"""

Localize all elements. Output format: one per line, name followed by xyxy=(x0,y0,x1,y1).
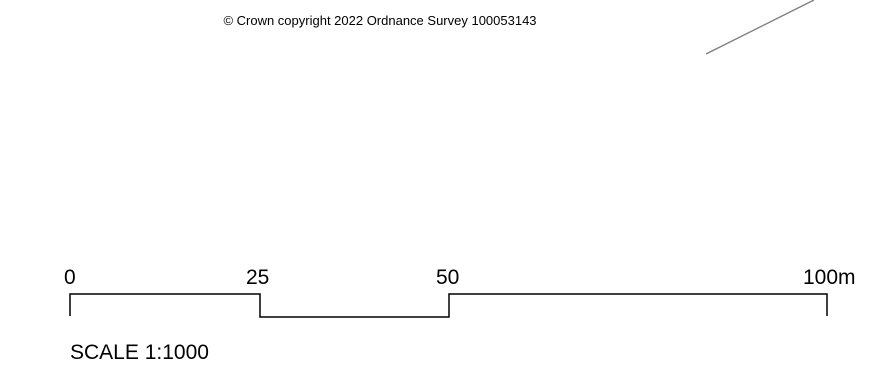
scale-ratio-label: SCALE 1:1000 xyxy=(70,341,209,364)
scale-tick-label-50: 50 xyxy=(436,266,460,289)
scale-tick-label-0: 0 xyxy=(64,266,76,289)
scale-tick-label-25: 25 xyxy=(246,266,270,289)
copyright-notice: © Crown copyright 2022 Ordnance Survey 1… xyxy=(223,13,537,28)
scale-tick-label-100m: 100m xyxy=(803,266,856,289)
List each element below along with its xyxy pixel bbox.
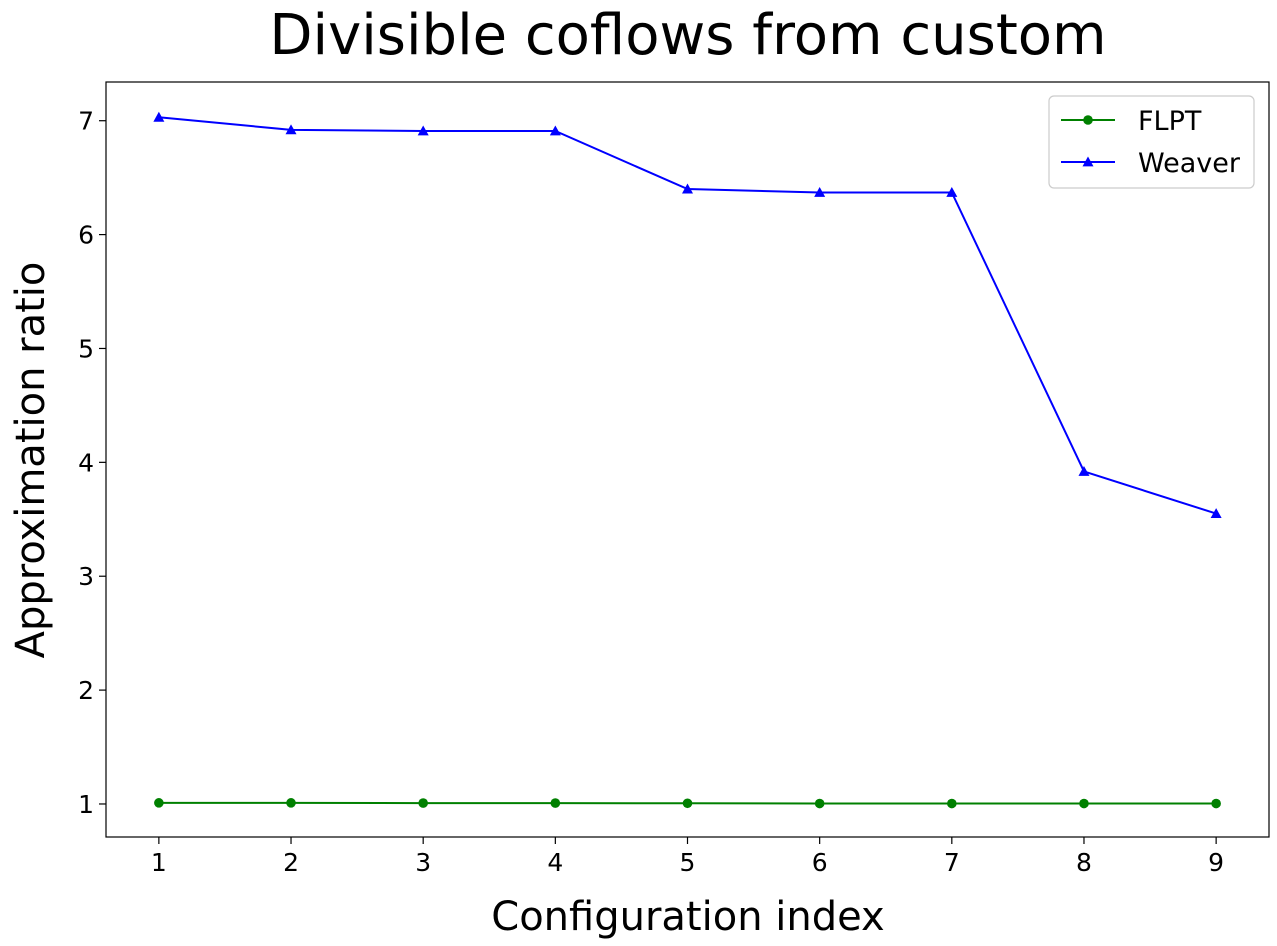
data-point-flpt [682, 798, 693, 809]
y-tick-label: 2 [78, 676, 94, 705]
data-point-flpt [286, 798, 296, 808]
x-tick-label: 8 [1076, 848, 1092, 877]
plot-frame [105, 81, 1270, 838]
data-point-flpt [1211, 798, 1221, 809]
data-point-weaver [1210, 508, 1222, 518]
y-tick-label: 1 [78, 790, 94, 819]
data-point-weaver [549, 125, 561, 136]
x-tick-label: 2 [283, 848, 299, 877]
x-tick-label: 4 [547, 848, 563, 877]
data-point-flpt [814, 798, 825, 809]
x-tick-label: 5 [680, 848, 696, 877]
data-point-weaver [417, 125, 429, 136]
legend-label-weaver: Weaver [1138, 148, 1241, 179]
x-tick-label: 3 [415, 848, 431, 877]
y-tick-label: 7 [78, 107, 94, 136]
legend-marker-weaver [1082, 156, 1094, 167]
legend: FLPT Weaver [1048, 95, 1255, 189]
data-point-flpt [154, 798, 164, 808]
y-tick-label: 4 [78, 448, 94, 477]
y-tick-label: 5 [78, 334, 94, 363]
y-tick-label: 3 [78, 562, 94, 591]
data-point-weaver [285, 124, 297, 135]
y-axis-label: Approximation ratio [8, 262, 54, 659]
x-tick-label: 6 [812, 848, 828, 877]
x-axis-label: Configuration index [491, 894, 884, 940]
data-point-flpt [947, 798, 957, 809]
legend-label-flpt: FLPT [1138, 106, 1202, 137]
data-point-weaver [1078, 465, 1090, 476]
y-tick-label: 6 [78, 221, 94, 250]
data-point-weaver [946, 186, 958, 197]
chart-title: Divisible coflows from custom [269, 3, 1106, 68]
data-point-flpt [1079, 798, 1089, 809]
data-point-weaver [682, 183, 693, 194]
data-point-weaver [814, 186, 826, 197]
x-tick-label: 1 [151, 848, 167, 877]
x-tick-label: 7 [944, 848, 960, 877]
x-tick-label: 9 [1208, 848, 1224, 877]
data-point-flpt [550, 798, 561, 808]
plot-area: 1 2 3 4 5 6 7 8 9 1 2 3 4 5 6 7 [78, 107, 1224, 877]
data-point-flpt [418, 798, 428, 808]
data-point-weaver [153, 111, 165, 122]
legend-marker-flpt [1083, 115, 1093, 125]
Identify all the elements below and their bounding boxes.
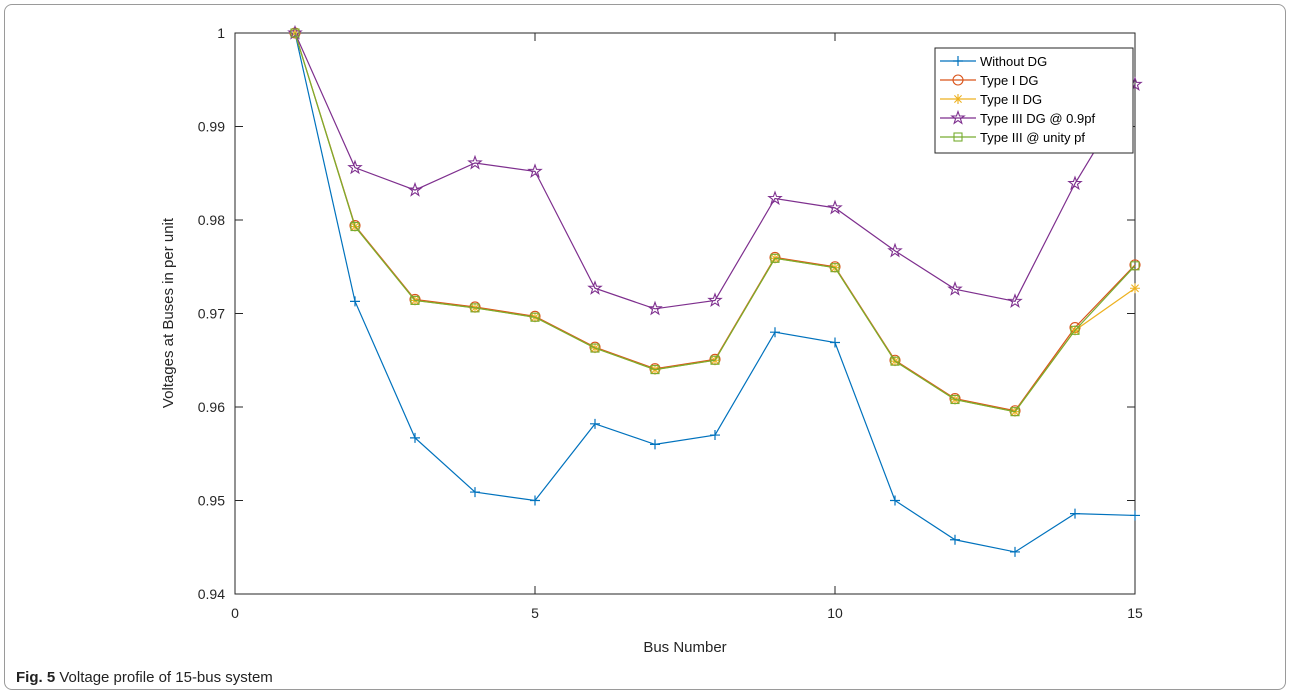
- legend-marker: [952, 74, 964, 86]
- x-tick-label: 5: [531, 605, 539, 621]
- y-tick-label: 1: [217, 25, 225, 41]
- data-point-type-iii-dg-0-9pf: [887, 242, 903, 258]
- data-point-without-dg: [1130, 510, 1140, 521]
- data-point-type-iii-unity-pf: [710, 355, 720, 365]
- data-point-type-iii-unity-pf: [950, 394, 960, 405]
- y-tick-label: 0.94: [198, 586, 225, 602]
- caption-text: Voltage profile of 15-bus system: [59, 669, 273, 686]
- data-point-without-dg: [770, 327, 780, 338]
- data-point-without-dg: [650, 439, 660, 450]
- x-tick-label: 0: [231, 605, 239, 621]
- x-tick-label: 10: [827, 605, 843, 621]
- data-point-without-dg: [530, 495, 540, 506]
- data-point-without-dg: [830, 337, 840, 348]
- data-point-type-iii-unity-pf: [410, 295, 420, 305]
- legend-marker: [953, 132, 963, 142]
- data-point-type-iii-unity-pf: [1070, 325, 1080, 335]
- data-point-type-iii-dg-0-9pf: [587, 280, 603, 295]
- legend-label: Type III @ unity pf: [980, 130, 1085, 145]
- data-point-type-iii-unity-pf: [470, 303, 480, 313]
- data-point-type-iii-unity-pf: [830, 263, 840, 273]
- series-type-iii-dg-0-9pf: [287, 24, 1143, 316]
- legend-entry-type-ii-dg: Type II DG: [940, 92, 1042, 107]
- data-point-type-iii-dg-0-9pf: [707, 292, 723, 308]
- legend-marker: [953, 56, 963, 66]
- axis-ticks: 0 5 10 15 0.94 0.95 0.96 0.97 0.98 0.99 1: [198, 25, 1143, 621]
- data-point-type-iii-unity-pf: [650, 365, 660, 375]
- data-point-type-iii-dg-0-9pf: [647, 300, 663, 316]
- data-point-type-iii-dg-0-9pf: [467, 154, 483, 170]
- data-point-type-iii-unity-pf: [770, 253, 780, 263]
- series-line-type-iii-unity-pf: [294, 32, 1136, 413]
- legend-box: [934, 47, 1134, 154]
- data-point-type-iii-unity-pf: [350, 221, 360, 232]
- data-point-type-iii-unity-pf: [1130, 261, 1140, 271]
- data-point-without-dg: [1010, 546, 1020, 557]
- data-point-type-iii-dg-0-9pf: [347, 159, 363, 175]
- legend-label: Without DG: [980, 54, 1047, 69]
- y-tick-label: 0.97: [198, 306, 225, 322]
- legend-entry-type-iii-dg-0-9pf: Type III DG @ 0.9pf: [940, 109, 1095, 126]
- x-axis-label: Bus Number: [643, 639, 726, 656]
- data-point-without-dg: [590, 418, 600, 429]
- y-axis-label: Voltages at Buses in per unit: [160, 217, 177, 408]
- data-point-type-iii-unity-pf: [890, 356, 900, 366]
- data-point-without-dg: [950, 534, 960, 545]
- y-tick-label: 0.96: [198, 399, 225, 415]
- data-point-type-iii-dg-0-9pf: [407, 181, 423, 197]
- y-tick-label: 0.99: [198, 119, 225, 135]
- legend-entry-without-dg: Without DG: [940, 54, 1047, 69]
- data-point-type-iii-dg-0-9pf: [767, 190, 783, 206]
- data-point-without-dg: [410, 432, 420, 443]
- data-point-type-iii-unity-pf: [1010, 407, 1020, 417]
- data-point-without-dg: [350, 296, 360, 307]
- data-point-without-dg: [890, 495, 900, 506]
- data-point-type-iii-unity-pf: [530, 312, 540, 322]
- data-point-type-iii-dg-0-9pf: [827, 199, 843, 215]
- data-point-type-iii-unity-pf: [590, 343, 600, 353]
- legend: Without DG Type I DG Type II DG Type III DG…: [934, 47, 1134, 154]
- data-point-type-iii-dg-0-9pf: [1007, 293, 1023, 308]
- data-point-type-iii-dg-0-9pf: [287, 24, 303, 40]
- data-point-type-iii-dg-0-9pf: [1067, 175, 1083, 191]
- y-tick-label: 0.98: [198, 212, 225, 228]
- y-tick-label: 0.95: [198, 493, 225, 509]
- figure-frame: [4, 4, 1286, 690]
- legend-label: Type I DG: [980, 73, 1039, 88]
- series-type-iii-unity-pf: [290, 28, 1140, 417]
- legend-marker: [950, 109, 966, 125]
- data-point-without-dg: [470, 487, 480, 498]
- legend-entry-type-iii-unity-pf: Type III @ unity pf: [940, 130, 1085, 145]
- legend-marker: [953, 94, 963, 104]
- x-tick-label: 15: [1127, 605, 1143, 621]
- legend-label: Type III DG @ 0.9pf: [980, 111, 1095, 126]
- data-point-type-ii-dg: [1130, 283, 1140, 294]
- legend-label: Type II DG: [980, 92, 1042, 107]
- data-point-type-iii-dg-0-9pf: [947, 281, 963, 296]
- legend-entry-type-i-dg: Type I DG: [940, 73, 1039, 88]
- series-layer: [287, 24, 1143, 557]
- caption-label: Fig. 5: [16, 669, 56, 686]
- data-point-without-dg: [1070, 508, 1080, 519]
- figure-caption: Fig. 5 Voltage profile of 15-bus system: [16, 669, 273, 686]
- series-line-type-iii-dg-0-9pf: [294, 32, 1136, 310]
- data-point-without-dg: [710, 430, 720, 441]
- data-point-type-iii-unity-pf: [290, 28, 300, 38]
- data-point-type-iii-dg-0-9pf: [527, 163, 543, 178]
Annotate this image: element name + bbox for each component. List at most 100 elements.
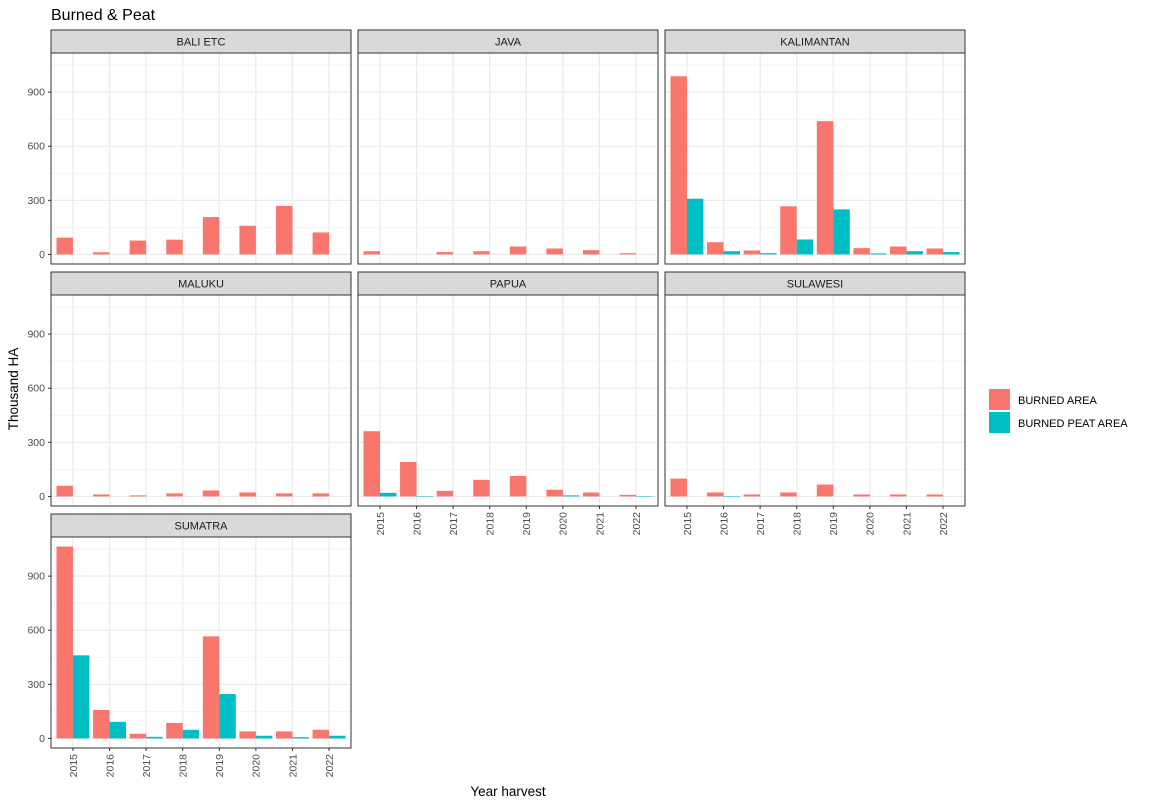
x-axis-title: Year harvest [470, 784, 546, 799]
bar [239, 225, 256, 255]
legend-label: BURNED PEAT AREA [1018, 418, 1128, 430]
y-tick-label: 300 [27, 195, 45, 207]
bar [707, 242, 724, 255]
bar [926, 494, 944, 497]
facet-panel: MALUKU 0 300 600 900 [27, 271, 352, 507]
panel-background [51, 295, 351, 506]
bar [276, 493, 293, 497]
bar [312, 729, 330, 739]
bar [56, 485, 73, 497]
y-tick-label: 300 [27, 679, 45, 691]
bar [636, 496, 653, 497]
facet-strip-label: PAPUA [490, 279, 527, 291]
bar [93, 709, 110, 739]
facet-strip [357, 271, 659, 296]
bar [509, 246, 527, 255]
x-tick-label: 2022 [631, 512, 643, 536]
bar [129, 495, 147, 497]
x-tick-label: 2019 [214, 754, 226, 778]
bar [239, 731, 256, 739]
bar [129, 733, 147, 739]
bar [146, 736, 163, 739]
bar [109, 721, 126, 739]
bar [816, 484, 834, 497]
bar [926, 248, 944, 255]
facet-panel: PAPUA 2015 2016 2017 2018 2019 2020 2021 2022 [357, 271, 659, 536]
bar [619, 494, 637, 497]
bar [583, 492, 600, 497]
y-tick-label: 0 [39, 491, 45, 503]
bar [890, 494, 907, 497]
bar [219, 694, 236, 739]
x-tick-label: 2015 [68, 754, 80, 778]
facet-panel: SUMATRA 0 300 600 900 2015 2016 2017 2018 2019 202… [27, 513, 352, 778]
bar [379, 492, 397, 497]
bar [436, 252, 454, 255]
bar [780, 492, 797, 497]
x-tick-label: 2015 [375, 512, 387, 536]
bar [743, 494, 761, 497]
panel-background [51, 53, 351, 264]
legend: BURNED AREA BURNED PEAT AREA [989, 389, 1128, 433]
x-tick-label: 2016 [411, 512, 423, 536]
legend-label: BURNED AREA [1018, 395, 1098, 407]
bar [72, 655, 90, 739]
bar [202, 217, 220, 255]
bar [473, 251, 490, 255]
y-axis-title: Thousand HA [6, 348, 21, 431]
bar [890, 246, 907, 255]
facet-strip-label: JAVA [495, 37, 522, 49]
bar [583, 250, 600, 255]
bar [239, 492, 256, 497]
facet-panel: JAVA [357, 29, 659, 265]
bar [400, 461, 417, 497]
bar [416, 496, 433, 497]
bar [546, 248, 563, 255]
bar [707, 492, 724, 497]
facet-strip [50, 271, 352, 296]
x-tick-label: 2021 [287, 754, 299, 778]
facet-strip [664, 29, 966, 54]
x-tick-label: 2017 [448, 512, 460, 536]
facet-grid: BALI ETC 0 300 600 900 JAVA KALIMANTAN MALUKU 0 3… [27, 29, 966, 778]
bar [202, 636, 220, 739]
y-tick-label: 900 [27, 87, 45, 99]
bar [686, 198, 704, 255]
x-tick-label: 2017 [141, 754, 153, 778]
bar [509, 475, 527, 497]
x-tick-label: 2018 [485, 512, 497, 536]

"""

◆ WHAT IS ASKED: Reproduce the items word for word, starting from the first line and stopping after the line that contains "List each element". Leave the pictures out.

◆ IN RESPONSE:
Localize all elements. Output format: one per line, name followed by xyxy=(x0,y0,x1,y1).
scale-ratio-label: SCALE 1:1000 xyxy=(70,341,209,364)
scale-tick-label-50: 50 xyxy=(436,266,460,289)
scale-tick-label-0: 0 xyxy=(64,266,76,289)
scale-tick-label-25: 25 xyxy=(246,266,270,289)
copyright-notice: © Crown copyright 2022 Ordnance Survey 1… xyxy=(223,13,537,28)
scale-tick-label-100m: 100m xyxy=(803,266,856,289)
List each element below along with its xyxy pixel bbox.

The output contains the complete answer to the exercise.